+++ Input for this task +++
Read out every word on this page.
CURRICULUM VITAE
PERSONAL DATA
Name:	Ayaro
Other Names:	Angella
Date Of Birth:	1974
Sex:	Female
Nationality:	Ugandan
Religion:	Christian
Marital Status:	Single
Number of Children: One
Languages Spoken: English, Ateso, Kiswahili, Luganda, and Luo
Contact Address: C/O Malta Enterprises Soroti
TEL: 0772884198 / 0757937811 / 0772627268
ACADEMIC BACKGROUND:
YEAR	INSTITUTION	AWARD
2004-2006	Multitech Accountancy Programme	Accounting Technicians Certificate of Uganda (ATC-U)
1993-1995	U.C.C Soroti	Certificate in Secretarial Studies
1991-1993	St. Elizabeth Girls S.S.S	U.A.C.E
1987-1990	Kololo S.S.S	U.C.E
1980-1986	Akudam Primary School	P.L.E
+++
+++ Input for this task +++
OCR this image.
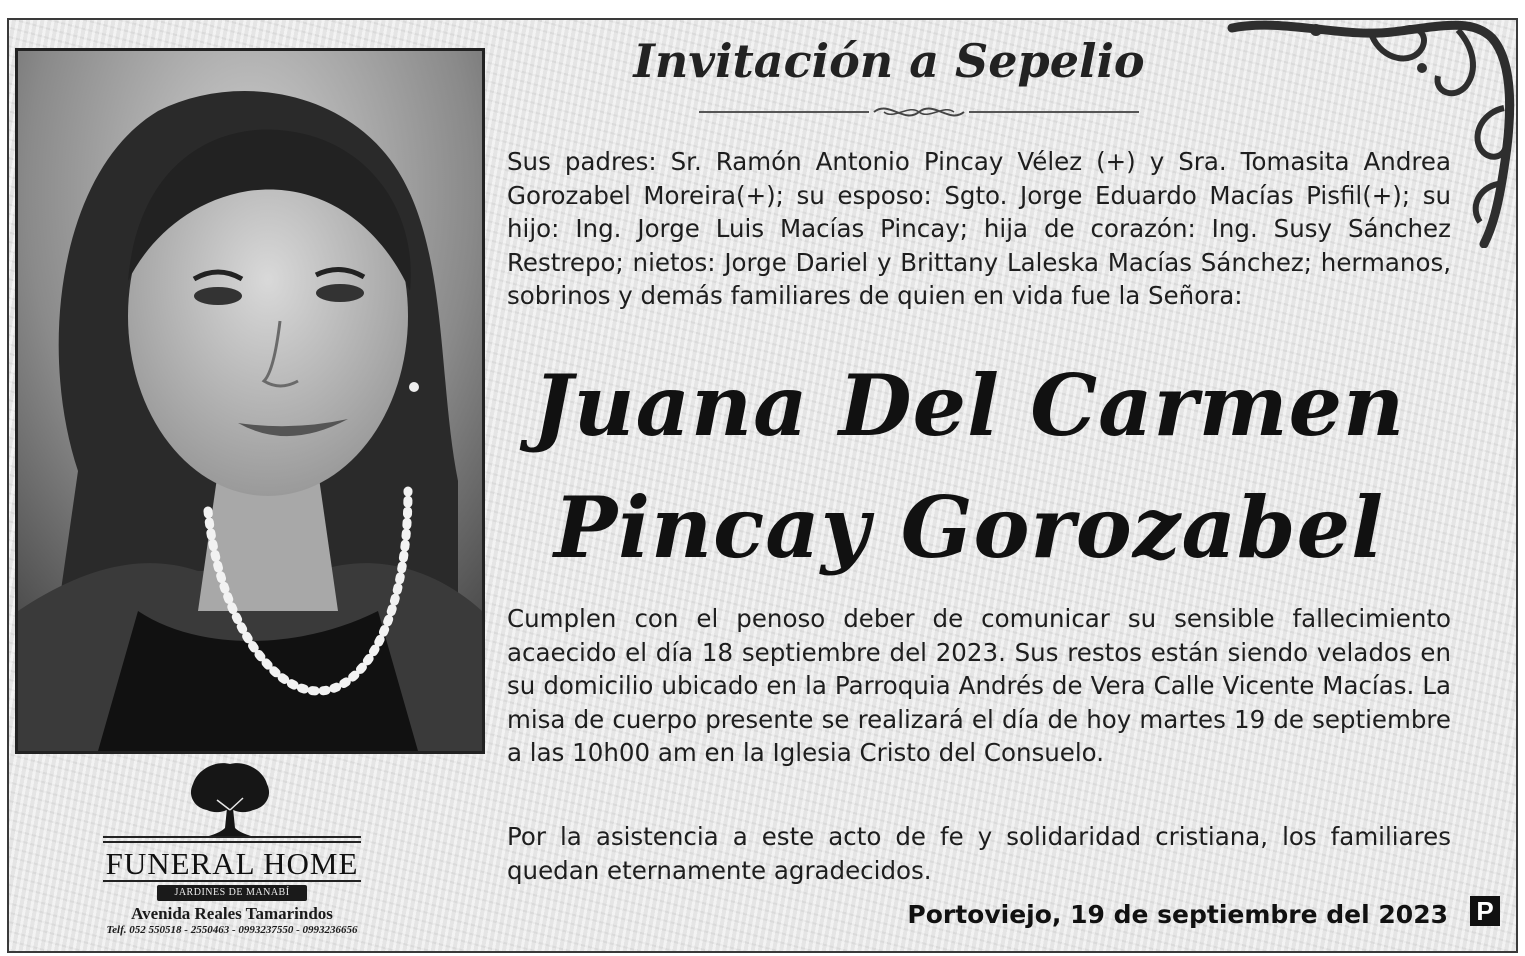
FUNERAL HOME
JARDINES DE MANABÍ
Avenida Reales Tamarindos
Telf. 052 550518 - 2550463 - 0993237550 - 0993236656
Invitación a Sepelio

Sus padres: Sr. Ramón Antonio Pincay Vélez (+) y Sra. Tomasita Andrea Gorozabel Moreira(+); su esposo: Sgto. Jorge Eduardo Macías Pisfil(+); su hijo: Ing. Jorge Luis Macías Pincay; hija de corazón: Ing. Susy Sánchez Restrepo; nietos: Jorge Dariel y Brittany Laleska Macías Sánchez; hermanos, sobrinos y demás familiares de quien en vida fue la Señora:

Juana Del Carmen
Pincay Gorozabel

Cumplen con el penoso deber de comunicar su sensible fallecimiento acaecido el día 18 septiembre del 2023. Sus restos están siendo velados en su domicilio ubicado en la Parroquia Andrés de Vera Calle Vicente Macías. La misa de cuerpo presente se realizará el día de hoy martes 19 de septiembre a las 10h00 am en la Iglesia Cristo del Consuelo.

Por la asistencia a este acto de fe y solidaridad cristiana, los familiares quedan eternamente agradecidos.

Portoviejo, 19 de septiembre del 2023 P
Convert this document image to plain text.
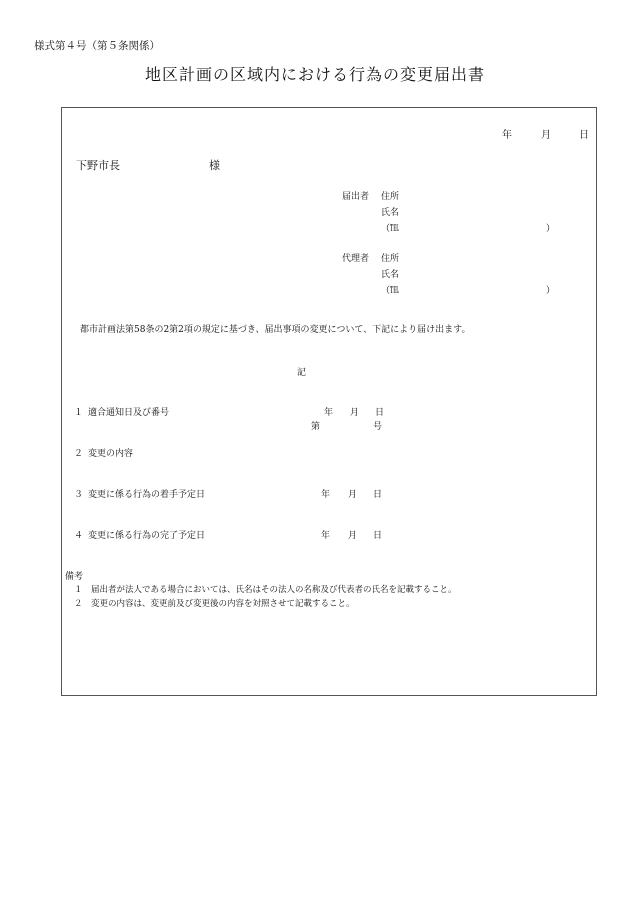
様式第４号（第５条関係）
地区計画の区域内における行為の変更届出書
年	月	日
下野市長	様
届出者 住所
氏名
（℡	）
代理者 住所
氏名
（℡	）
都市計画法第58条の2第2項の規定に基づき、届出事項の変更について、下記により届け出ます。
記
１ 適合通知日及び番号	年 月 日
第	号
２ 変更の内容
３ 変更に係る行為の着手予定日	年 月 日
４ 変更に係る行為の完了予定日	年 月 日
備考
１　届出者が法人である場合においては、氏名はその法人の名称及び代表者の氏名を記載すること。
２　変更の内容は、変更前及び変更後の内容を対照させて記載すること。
+++
Which lines above hold the word "Gorozabel"? Copy each of them.

The result ->
Sus padres: Sr. Ramón Antonio Pincay Vélez (+) y Sra. Tomasita Andrea Gorozabel Moreira(+); su esposo: Sgto. Jorge Eduardo Macías Pisfil(+); su hijo: Ing. Jorge Luis Macías Pincay; hija de corazón: Ing. Susy Sánchez Restrepo; nietos: Jorge Dariel y Brittany Laleska Macías Sánchez; hermanos, sobrinos y demás familiares de quien en vida fue la Señora:
Pincay Gorozabel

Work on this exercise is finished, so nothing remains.